(Dataset records)
***
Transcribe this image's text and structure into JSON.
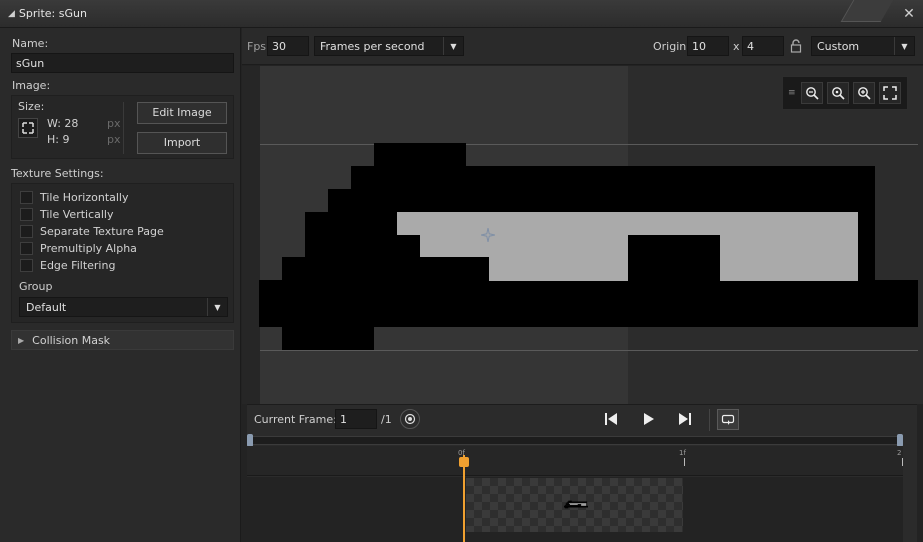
{
  "window": {
    "title": "Sprite: sGun"
  },
  "left": {
    "name_label": "Name:",
    "name_value": "sGun",
    "image_label": "Image:",
    "size_label": "Size:",
    "width_text": "W: 28",
    "height_text": "H: 9",
    "px_unit": "px",
    "edit_image_label": "Edit Image",
    "import_label": "Import",
    "texture_settings_label": "Texture Settings:",
    "checkboxes": [
      {
        "label": "Tile Horizontally",
        "checked": false
      },
      {
        "label": "Tile Vertically",
        "checked": false
      },
      {
        "label": "Separate Texture Page",
        "checked": false
      },
      {
        "label": "Premultiply Alpha",
        "checked": false
      },
      {
        "label": "Edge Filtering",
        "checked": false
      }
    ],
    "group_label": "Group",
    "group_value": "Default",
    "collision_mask_label": "Collision Mask"
  },
  "toolbar": {
    "fps_label": "Fps",
    "fps_value": "30",
    "fps_mode": "Frames per second",
    "origin_label": "Origin",
    "origin_x": "10",
    "origin_x_sep": "x",
    "origin_y": "4",
    "origin_mode": "Custom"
  },
  "frames": {
    "current_frame_label": "Current Frame:",
    "current_frame_value": "1",
    "total_frames": "/1",
    "ruler_marks": [
      "0f",
      "1f",
      "2"
    ]
  },
  "colors": {
    "accent": "#f0a030",
    "sprite_gray": "#aaaaaa",
    "sprite_black": "#000000"
  },
  "icons": {
    "title": "sprite-icon",
    "close": "close-icon",
    "size_fit": "fit-size-icon",
    "lock": "lock-icon",
    "zoom_out": "zoom-out-icon",
    "zoom_reset": "zoom-reset-icon",
    "zoom_in": "zoom-in-icon",
    "fullscreen": "fullscreen-icon",
    "onion": "onion-skin-icon",
    "first": "skip-back-icon",
    "play": "play-icon",
    "last": "skip-forward-icon",
    "loop": "loop-icon"
  }
}
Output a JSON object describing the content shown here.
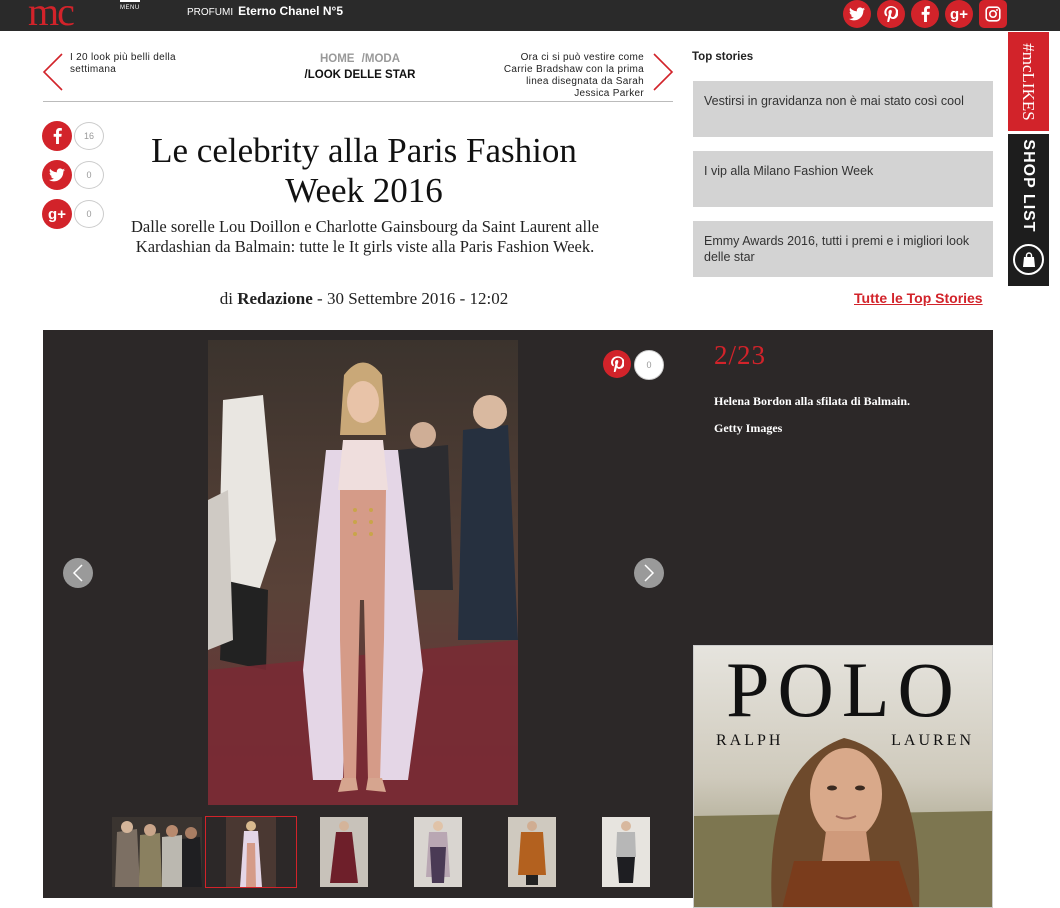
{
  "header": {
    "logo": "mc",
    "menu_label": "MENU",
    "promo_category": "PROFUMI",
    "promo_title": "Eterno Chanel N°5",
    "social": [
      {
        "icon": "twitter-icon",
        "glyph": "t"
      },
      {
        "icon": "pinterest-icon",
        "glyph": "p"
      },
      {
        "icon": "facebook-icon",
        "glyph": "f"
      },
      {
        "icon": "google-plus-icon",
        "glyph": "g+"
      },
      {
        "icon": "instagram-icon",
        "glyph": "◎"
      }
    ]
  },
  "article_nav": {
    "prev_title": "I 20 look più belli della settimana",
    "next_title": "Ora ci si può vestire come Carrie Bradshaw con la prima linea disegnata da Sarah Jessica Parker",
    "breadcrumb": {
      "home": "HOME",
      "sep1": "/",
      "section": "MODA",
      "sep2": "/",
      "subsection": "LOOK DELLE STAR"
    }
  },
  "share": {
    "facebook_count": "16",
    "twitter_count": "0",
    "googleplus_count": "0"
  },
  "article": {
    "title": "Le celebrity alla Paris Fashion Week 2016",
    "subtitle": "Dalle sorelle Lou Doillon e Charlotte Gainsbourg da Saint Laurent alle Kardashian da Balmain: tutte le It girls viste alla Paris Fashion Week.",
    "byline_prefix": "di",
    "author": "Redazione",
    "date": "- 30 Settembre 2016 - 12:02"
  },
  "top_stories": {
    "heading": "Top stories",
    "items": [
      "Vestirsi in gravidanza non è mai stato così cool",
      "I vip alla Milano Fashion Week",
      "Emmy Awards 2016, tutti i premi e i migliori look delle star"
    ],
    "all_link": "Tutte le Top Stories"
  },
  "side_tabs": {
    "mclikes": "#mcLIKES",
    "shoplist": "SHOP LIST"
  },
  "gallery": {
    "counter": "2/23",
    "caption_line1": "Helena Bordon alla sfilata di Balmain.",
    "caption_line2": "Getty Images",
    "pin_count": "0",
    "selected_thumb": 2
  },
  "ad": {
    "brand": "POLO",
    "sub_left": "RALPH",
    "sub_right": "LAUREN"
  },
  "colors": {
    "accent": "#d2232a",
    "topbar": "#2a2a2a",
    "gallery_bg": "#2c2828",
    "story_box": "#d3d3d3"
  }
}
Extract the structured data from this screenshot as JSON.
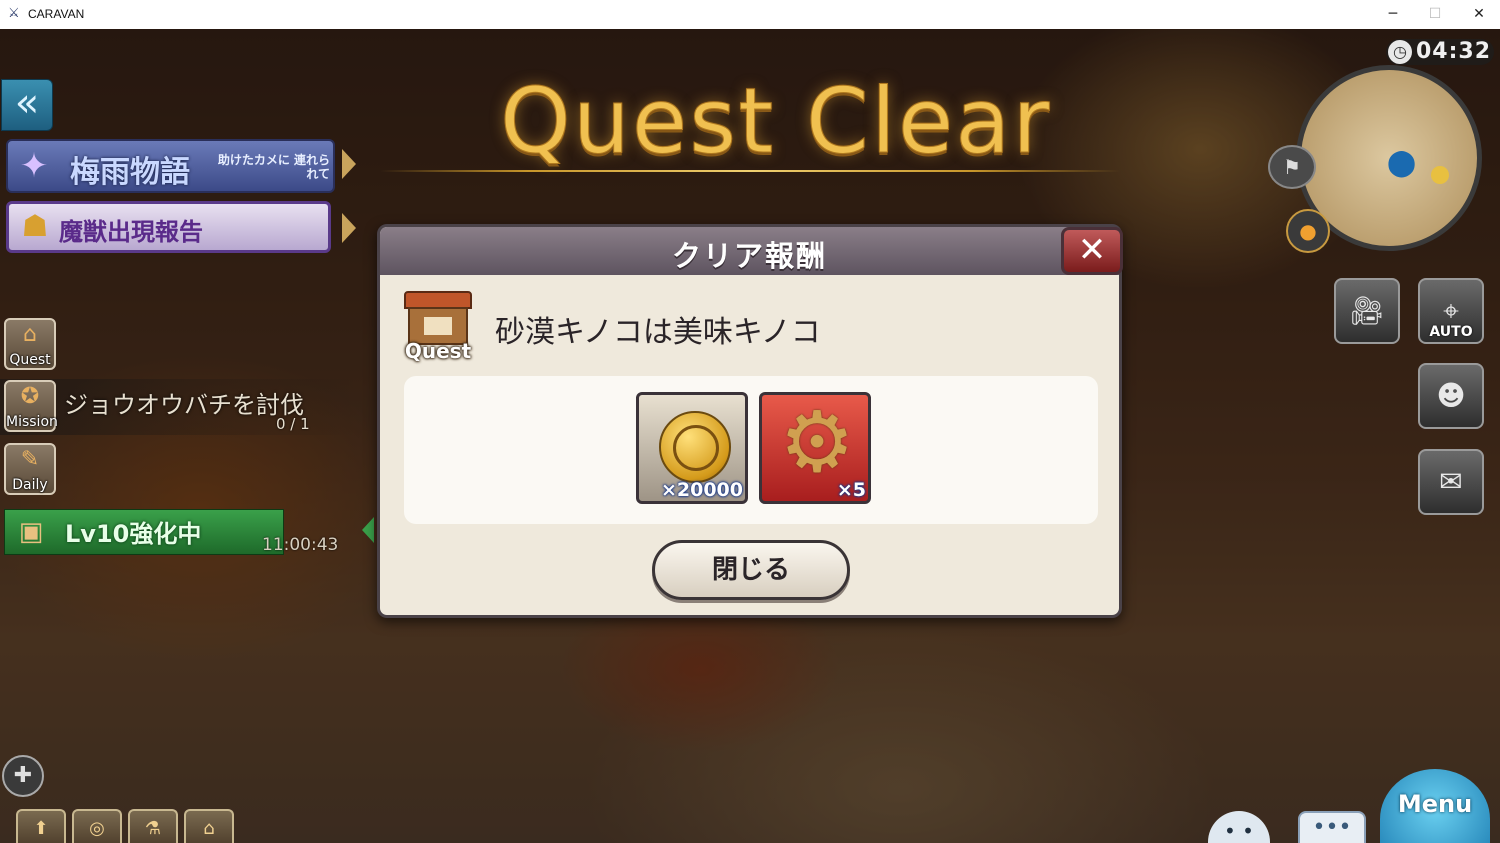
{
  "window": {
    "title": "CARAVAN",
    "app_icon": "caravan-app-icon",
    "minimize": "─",
    "maximize": "☐",
    "close": "✕"
  },
  "header": {
    "quest_clear": "Quest Clear"
  },
  "hud": {
    "timer": "04:32",
    "back_icon": "«",
    "banners": [
      {
        "title": "梅雨物語",
        "subtitle": "助けたカメに 連れられて",
        "icon": "star-icon"
      },
      {
        "title": "魔獣出現報告",
        "icon": "beast-mask-icon"
      }
    ],
    "side_buttons": [
      {
        "label": "Quest",
        "icon": "quest-house-icon"
      },
      {
        "label": "Mission",
        "icon": "mission-bird-icon"
      },
      {
        "label": "Daily",
        "icon": "daily-book-icon"
      }
    ],
    "mission": {
      "text": "ジョウオウバチを討伐",
      "progress": "0 / 1"
    },
    "upgrade": {
      "label": "Lv10強化中",
      "time": "11:00:43",
      "icon": "chest-icon"
    },
    "right_buttons": [
      {
        "name": "camera-button",
        "icon": "camera-icon",
        "label": ""
      },
      {
        "name": "auto-button",
        "icon": "auto-target-icon",
        "label": "AUTO"
      },
      {
        "name": "party-button",
        "icon": "group-icon",
        "label": ""
      },
      {
        "name": "mail-button",
        "icon": "mail-group-icon",
        "label": ""
      }
    ],
    "menu_label": "Menu"
  },
  "dialog": {
    "title": "クリア報酬",
    "close_icon": "close-icon",
    "quest_icon_label": "Quest",
    "quest_name": "砂漠キノコは美味キノコ",
    "rewards": [
      {
        "type": "gold-coin",
        "qty": "×20000"
      },
      {
        "type": "gear-material",
        "qty": "×5"
      }
    ],
    "close_button": "閉じる"
  },
  "colors": {
    "title_gold": "#f0c050",
    "dialog_bg": "#efe9dc",
    "header_bg": "#6e6470",
    "upgrade_green": "#3aa04a"
  }
}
***
> [DESCRIPTION OF THE TASK]
Above are records with pictures; repeat the records exactly and leave the pictures out.

> [COMPLETED EXERCISE]
Transcribe this image's text and structure into JSON.
{
  "window": {
    "title": "Sprite: sGun"
  },
  "left": {
    "name_label": "Name:",
    "name_value": "sGun",
    "image_label": "Image:",
    "size_label": "Size:",
    "width_text": "W: 28",
    "height_text": "H: 9",
    "px_unit": "px",
    "edit_image_label": "Edit Image",
    "import_label": "Import",
    "texture_settings_label": "Texture Settings:",
    "checkboxes": [
      {
        "label": "Tile Horizontally",
        "checked": false
      },
      {
        "label": "Tile Vertically",
        "checked": false
      },
      {
        "label": "Separate Texture Page",
        "checked": false
      },
      {
        "label": "Premultiply Alpha",
        "checked": false
      },
      {
        "label": "Edge Filtering",
        "checked": false
      }
    ],
    "group_label": "Group",
    "group_value": "Default",
    "collision_mask_label": "Collision Mask"
  },
  "toolbar": {
    "fps_label": "Fps",
    "fps_value": "30",
    "fps_mode": "Frames per second",
    "origin_label": "Origin",
    "origin_x": "10",
    "origin_x_sep": "x",
    "origin_y": "4",
    "origin_mode": "Custom"
  },
  "frames": {
    "current_frame_label": "Current Frame:",
    "current_frame_value": "1",
    "total_frames": "/1",
    "ruler_marks": [
      "0f",
      "1f",
      "2"
    ]
  },
  "colors": {
    "accent": "#f0a030",
    "sprite_gray": "#aaaaaa",
    "sprite_black": "#000000"
  },
  "icons": {
    "title": "sprite-icon",
    "close": "close-icon",
    "size_fit": "fit-size-icon",
    "lock": "lock-icon",
    "zoom_out": "zoom-out-icon",
    "zoom_reset": "zoom-reset-icon",
    "zoom_in": "zoom-in-icon",
    "fullscreen": "fullscreen-icon",
    "onion": "onion-skin-icon",
    "first": "skip-back-icon",
    "play": "play-icon",
    "last": "skip-forward-icon",
    "loop": "loop-icon"
  }
}
Output a JSON object describing the content shown here.
{
  "header": {
    "logo": "mc",
    "menu_label": "MENU",
    "promo_category": "PROFUMI",
    "promo_title": "Eterno Chanel N°5",
    "social": [
      {
        "icon": "twitter-icon",
        "glyph": "t"
      },
      {
        "icon": "pinterest-icon",
        "glyph": "p"
      },
      {
        "icon": "facebook-icon",
        "glyph": "f"
      },
      {
        "icon": "google-plus-icon",
        "glyph": "g+"
      },
      {
        "icon": "instagram-icon",
        "glyph": "◎"
      }
    ]
  },
  "article_nav": {
    "prev_title": "I 20 look più belli della settimana",
    "next_title": "Ora ci si può vestire come Carrie Bradshaw con la prima linea disegnata da Sarah Jessica Parker",
    "breadcrumb": {
      "home": "HOME",
      "sep1": "/",
      "section": "MODA",
      "sep2": "/",
      "subsection": "LOOK DELLE STAR"
    }
  },
  "share": {
    "facebook_count": "16",
    "twitter_count": "0",
    "googleplus_count": "0"
  },
  "article": {
    "title": "Le celebrity alla Paris Fashion Week 2016",
    "subtitle": "Dalle sorelle Lou Doillon e Charlotte Gainsbourg da Saint Laurent alle Kardashian da Balmain: tutte le It girls viste alla Paris Fashion Week.",
    "byline_prefix": "di",
    "author": "Redazione",
    "date": "- 30 Settembre 2016 - 12:02"
  },
  "top_stories": {
    "heading": "Top stories",
    "items": [
      "Vestirsi in gravidanza non è mai stato così cool",
      "I vip alla Milano Fashion Week",
      "Emmy Awards 2016, tutti i premi e i migliori look delle star"
    ],
    "all_link": "Tutte le Top Stories"
  },
  "side_tabs": {
    "mclikes": "#mcLIKES",
    "shoplist": "SHOP LIST"
  },
  "gallery": {
    "counter": "2/23",
    "caption_line1": "Helena Bordon alla sfilata di Balmain.",
    "caption_line2": "Getty Images",
    "pin_count": "0",
    "selected_thumb": 2
  },
  "ad": {
    "brand": "POLO",
    "sub_left": "RALPH",
    "sub_right": "LAUREN"
  },
  "colors": {
    "accent": "#d2232a",
    "topbar": "#2a2a2a",
    "gallery_bg": "#2c2828",
    "story_box": "#d3d3d3"
  }
}
Extract the structured data from this screenshot as JSON.
{
  "window": {
    "title": "CARAVAN",
    "app_icon": "caravan-app-icon",
    "minimize": "─",
    "maximize": "☐",
    "close": "✕"
  },
  "header": {
    "quest_clear": "Quest Clear"
  },
  "hud": {
    "timer": "04:32",
    "back_icon": "«",
    "banners": [
      {
        "title": "梅雨物語",
        "subtitle": "助けたカメに 連れられて",
        "icon": "star-icon"
      },
      {
        "title": "魔獣出現報告",
        "icon": "beast-mask-icon"
      }
    ],
    "side_buttons": [
      {
        "label": "Quest",
        "icon": "quest-house-icon"
      },
      {
        "label": "Mission",
        "icon": "mission-bird-icon"
      },
      {
        "label": "Daily",
        "icon": "daily-book-icon"
      }
    ],
    "mission": {
      "text": "ジョウオウバチを討伐",
      "progress": "0 / 1"
    },
    "upgrade": {
      "label": "Lv10強化中",
      "time": "11:00:43",
      "icon": "chest-icon"
    },
    "right_buttons": [
      {
        "name": "camera-button",
        "icon": "camera-icon",
        "label": ""
      },
      {
        "name": "auto-button",
        "icon": "auto-target-icon",
        "label": "AUTO"
      },
      {
        "name": "party-button",
        "icon": "group-icon",
        "label": ""
      },
      {
        "name": "mail-button",
        "icon": "mail-group-icon",
        "label": ""
      }
    ],
    "menu_label": "Menu"
  },
  "dialog": {
    "title": "クリア報酬",
    "close_icon": "close-icon",
    "quest_icon_label": "Quest",
    "quest_name": "砂漠キノコは美味キノコ",
    "rewards": [
      {
        "type": "gold-coin",
        "qty": "×20000"
      },
      {
        "type": "gear-material",
        "qty": "×5"
      }
    ],
    "close_button": "閉じる"
  },
  "colors": {
    "title_gold": "#f0c050",
    "dialog_bg": "#efe9dc",
    "header_bg": "#6e6470",
    "upgrade_green": "#3aa04a"
  }
}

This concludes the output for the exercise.